_Excerpted passage_:

************

A 22-year-old young lady from Sonipat helming the agency’s social media, a 23-year-old using 3D printers to build models for clients, an aerospace engineer turned adman, a rapper who’ll give you a song based on a single word prompt. 

“They are not art directors or copywriters, they are human problem solvers,” he states. 

“We do not lose any opportunity to solve a human problem. Again, I will not do it for the sake of doing it. I will only do it if it is relevant to my brand."
Rajdeepak Das

Think for a moment, and one will see it is a generational shift in advertising. Two or three decades ago, there were poets, actors and singers who worked in advertising and led the agencies into the internet era; the cycle starts afresh. 

The agency considers the people as its products. “People, product, profit” is a motto going around Leo Burnett, we were told. 

Money is not an issue 

Start-ups are no longer the strength that dominated advertising spending. No clear alternative has emerged, and yet there is, Raj states, no dearth of work or money. 

“There is a lot. They are pumping in money” he remarks when questioned on client budgets. 

“Marketing people also want to do great work and stand out. They know how hard it is to survive in the world where social media is screaming every day,” he says and reveals, “1.4 million individual messages on Say It With Oreo. Brands spend money when you impact people.”

Doing purpose before it became cool

Throughout the over an hour-long interview, he reiterated Leo Burnett’s sole mission: “impact a billion people's lives using our brands.”

Observe its work and you will find a streak which reflects the philosophy he espouses. 

There was the Smart Farm for Lay’s India that used artificial intelligence to diagnose issues with crops and where and when human intervention was needed. 

Another example was The Missing Chapter for Whisper which made sure no girl dropped out of school because of periods. The agency designed a chapter on the biology behind periods for girls to understand, and to eliminate the stigma around it. 

Raj is not too pleased when someone says Leo Burnett has been doing such work only in the past few years. 

“No sorry. We started eight years back when we melted warship INS Vikrant for Bajaj, when we got OLX to make India and Pakistan interact together, when we got roads that honk for HP, when we used social media to help people avail loans from Tata Capital,” he clarifies and says people are only seeing now what the agency had started experimenting all those years ago.

************

_Entries provided_:
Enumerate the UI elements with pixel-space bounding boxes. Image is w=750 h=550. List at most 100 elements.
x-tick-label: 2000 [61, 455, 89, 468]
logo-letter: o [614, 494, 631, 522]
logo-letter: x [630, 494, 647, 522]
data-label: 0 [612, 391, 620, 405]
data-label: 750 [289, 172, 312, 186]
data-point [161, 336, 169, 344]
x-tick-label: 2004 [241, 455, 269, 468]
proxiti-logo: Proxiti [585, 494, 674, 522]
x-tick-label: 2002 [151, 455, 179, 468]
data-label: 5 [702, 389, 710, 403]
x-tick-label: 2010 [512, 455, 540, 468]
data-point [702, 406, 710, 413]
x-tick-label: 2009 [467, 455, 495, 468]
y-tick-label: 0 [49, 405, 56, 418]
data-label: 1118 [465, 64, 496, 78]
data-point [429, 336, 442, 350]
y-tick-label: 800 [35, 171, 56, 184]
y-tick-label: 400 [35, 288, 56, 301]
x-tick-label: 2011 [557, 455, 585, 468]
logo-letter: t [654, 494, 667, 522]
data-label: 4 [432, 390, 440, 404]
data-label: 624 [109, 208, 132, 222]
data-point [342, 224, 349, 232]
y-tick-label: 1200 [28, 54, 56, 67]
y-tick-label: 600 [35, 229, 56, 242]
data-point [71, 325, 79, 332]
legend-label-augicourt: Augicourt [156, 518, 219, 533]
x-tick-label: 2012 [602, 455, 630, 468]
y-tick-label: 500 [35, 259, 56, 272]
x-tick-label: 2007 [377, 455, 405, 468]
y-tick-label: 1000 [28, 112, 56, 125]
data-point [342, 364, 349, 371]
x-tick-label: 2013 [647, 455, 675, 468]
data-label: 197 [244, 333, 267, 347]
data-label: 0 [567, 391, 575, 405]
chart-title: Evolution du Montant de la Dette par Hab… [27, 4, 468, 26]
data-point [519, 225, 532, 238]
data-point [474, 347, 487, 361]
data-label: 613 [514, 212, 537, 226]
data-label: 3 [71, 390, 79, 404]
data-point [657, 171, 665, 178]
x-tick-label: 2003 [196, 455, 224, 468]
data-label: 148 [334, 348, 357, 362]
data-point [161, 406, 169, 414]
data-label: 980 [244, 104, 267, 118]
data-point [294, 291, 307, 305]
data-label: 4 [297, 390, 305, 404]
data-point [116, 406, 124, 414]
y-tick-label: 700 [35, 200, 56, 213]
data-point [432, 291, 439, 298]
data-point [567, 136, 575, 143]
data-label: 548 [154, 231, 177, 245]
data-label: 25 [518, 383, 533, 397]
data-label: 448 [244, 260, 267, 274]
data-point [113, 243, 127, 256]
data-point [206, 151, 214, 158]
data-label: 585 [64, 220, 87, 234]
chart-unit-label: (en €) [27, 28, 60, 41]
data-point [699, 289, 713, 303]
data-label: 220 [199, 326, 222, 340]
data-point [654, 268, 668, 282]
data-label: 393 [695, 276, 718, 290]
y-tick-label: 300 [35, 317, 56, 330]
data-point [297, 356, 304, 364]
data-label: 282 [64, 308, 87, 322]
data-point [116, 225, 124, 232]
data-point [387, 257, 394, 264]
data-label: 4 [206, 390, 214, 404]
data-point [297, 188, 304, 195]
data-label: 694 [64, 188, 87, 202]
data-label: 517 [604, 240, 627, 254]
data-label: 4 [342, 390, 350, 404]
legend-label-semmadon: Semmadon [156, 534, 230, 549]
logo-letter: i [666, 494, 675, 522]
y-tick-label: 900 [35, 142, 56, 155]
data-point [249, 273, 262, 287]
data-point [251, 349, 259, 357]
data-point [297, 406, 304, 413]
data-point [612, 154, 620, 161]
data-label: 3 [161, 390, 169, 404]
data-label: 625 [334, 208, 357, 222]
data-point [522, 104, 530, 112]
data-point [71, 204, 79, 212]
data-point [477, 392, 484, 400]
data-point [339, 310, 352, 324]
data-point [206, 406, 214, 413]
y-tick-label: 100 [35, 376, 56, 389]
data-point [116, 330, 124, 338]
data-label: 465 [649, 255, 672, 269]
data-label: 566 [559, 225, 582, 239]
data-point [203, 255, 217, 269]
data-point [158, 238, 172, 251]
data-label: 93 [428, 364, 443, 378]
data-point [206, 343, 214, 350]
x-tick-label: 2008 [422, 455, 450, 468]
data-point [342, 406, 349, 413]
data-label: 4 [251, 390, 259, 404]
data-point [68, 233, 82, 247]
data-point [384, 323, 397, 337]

************

_Required tasks_:
1/ Answer from the Leo Burnett article:
(a) What motto is said to be going around Leo Burnett?
(b) How many individual messages were sent on Say It With Oreo?
(c) What did the Smart Farm for Lay's India use artificial intelligence to diagnose?
2/ Rewrite the paragraph of the Leo Burnett article that begins "“No sorry. We started eight years back" as a bulleted list, keeping its main facts.
3/ Write out the Leo Burnett article word for word, from "Rajdeepak Das" up to and including "we were told.".

_Replies_:
1/
(a) "People, product, profit."
(b) 1.4 million.
(c) Issues with crops, and where and when human intervention was needed.

2/
- The agency started this kind of work eight years back.
- It melted warship INS Vikrant for Bajaj.
- It got OLX to make India and Pakistan interact together.
- It got roads that honk for HP.
- It used social media to help people avail loans from Tata Capital.
- According to Raj, people are only now seeing what the agency started experimenting with all those years ago.

3/
Rajdeepak Das

Think for a moment, and one will see it is a generational shift in advertising. Two or three decades ago, there were poets, actors and singers who worked in advertising and led the agencies into the internet era; the cycle starts afresh. 

The agency considers the people as its products. “People, product, profit” is a motto going around Leo Burnett, we were told.